Stored records:
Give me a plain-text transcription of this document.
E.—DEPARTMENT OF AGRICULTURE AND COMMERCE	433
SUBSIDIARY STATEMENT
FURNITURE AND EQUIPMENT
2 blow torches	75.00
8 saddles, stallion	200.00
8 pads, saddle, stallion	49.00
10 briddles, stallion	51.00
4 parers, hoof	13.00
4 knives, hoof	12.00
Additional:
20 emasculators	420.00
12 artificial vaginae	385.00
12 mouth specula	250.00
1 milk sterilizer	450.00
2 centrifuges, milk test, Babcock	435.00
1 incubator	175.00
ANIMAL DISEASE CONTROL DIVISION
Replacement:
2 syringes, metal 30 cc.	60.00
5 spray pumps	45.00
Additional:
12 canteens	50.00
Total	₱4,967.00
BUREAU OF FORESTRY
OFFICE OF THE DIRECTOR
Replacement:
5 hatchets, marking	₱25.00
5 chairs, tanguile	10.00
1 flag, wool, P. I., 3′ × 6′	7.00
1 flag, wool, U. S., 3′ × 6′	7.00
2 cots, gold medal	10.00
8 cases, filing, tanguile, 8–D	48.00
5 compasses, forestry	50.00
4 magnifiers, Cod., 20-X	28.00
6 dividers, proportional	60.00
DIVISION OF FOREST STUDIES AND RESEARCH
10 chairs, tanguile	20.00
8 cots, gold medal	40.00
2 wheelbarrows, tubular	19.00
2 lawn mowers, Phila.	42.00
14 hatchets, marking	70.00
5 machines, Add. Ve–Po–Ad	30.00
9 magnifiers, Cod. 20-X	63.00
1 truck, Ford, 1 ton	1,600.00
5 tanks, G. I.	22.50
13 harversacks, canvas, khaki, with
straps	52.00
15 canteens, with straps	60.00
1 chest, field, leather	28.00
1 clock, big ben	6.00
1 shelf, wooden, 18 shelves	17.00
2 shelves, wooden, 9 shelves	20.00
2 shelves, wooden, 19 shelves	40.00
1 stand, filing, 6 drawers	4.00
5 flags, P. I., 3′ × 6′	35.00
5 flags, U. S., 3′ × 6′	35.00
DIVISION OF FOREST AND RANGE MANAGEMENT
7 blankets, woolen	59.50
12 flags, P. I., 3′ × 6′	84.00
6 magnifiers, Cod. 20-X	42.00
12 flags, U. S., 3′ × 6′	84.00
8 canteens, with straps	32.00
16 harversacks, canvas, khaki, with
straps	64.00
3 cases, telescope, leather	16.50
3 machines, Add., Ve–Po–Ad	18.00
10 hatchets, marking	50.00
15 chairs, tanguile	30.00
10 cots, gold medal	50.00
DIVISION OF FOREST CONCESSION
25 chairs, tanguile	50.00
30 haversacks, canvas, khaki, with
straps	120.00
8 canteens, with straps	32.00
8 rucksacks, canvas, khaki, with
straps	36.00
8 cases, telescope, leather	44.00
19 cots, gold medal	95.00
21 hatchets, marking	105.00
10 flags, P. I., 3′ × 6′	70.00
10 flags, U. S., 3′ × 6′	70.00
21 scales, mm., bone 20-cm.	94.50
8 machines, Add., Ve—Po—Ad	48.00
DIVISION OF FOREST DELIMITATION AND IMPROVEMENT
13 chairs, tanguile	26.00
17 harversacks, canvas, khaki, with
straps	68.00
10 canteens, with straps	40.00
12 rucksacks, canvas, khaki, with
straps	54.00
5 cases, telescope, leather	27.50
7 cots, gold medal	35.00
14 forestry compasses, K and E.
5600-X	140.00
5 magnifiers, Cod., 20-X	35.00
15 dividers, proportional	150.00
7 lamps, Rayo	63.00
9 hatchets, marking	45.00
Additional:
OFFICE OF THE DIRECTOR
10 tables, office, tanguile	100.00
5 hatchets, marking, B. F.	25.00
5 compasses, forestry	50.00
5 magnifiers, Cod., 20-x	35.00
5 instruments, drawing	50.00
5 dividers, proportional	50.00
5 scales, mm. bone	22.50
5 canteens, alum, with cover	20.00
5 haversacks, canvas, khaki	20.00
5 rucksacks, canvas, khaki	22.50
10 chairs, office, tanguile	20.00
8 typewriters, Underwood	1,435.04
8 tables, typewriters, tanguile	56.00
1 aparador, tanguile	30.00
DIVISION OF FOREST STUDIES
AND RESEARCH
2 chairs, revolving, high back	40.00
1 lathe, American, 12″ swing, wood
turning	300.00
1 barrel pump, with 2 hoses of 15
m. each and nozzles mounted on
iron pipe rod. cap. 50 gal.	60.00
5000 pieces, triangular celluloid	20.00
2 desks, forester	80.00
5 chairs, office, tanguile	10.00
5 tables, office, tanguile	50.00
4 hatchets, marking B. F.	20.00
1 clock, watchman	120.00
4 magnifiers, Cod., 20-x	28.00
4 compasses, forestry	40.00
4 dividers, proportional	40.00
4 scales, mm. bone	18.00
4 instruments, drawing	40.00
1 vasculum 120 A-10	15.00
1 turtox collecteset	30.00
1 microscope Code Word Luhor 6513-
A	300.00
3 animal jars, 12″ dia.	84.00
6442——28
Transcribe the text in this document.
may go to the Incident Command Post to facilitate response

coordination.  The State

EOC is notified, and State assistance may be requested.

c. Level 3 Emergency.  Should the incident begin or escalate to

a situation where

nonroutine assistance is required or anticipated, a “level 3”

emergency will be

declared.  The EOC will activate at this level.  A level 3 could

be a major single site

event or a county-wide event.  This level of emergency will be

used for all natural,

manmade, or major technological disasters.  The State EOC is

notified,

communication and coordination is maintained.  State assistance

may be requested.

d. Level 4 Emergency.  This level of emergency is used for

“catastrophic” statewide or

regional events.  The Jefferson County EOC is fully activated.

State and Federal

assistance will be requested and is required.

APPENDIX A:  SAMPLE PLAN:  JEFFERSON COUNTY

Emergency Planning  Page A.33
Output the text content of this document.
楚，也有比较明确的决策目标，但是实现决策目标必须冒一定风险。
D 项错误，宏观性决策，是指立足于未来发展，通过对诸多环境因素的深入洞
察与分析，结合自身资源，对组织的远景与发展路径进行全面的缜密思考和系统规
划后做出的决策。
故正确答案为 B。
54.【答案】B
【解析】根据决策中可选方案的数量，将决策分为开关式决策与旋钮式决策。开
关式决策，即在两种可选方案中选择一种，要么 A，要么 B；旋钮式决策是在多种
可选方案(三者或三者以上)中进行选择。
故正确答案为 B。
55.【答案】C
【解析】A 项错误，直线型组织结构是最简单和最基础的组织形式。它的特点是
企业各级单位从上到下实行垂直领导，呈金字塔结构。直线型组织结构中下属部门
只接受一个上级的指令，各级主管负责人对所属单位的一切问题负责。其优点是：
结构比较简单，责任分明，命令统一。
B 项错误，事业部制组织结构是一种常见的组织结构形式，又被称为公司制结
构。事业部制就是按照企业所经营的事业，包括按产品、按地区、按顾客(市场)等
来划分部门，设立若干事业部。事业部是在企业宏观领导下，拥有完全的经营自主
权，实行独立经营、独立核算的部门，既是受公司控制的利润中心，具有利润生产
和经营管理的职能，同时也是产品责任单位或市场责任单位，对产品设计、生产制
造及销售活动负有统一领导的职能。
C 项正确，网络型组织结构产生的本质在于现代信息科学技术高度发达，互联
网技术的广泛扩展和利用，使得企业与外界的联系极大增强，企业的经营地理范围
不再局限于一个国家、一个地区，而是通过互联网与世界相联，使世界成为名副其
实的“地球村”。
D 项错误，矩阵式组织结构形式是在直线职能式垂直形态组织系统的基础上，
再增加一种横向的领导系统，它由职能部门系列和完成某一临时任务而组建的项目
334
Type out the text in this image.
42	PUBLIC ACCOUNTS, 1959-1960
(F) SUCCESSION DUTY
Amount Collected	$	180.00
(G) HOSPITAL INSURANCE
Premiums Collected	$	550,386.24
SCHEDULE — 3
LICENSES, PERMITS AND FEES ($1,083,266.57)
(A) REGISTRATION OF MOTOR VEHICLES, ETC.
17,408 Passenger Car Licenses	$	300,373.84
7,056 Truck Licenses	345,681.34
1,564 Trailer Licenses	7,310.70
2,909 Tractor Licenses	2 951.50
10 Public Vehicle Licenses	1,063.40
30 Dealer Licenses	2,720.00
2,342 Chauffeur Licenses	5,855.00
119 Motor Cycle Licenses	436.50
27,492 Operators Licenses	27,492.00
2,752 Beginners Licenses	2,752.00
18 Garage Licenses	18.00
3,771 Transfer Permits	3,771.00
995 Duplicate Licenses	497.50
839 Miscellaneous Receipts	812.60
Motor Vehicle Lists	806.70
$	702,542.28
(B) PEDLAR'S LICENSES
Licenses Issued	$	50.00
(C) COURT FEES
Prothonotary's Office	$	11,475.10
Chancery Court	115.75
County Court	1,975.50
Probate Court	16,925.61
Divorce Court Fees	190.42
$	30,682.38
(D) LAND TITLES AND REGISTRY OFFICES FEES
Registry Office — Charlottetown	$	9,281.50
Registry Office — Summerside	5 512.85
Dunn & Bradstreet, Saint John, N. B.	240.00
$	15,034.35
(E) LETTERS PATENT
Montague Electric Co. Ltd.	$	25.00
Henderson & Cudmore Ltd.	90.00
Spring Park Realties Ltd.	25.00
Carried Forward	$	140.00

INSTRUCTION:
Restate the final lines of the listing above word for word, beginning at the line that contains "Type out the text in this image.".

TASK OUTPUT:
Type out the text in this image.
42	PUBLIC ACCOUNTS, 1959-1960
(F) SUCCESSION DUTY
Amount Collected	$	180.00
(G) HOSPITAL INSURANCE
Premiums Collected	$	550,386.24
SCHEDULE — 3
LICENSES, PERMITS AND FEES ($1,083,266.57)
(A) REGISTRATION OF MOTOR VEHICLES, ETC.
17,408 Passenger Car Licenses	$	300,373.84
7,056 Truck Licenses	345,681.34
1,564 Trailer Licenses	7,310.70
2,909 Tractor Licenses	2 951.50
10 Public Vehicle Licenses	1,063.40
30 Dealer Licenses	2,720.00
2,342 Chauffeur Licenses	5,855.00
119 Motor Cycle Licenses	436.50
27,492 Operators Licenses	27,492.00
2,752 Beginners Licenses	2,752.00
18 Garage Licenses	18.00
3,771 Transfer Permits	3,771.00
995 Duplicate Licenses	497.50
839 Miscellaneous Receipts	812.60
Motor Vehicle Lists	806.70
$	702,542.28
(B) PEDLAR'S LICENSES
Licenses Issued	$	50.00
(C) COURT FEES
Prothonotary's Office	$	11,475.10
Chancery Court	115.75
County Court	1,975.50
Probate Court	16,925.61
Divorce Court Fees	190.42
$	30,682.38
(D) LAND TITLES AND REGISTRY OFFICES FEES
Registry Office — Charlottetown	$	9,281.50
Registry Office — Summerside	5 512.85
Dunn & Bradstreet, Saint John, N. B.	240.00
$	15,034.35
(E) LETTERS PATENT
Montague Electric Co. Ltd.	$	25.00
Henderson & Cudmore Ltd.	90.00
Spring Park Realties Ltd.	25.00
Carried Forward	$	140.00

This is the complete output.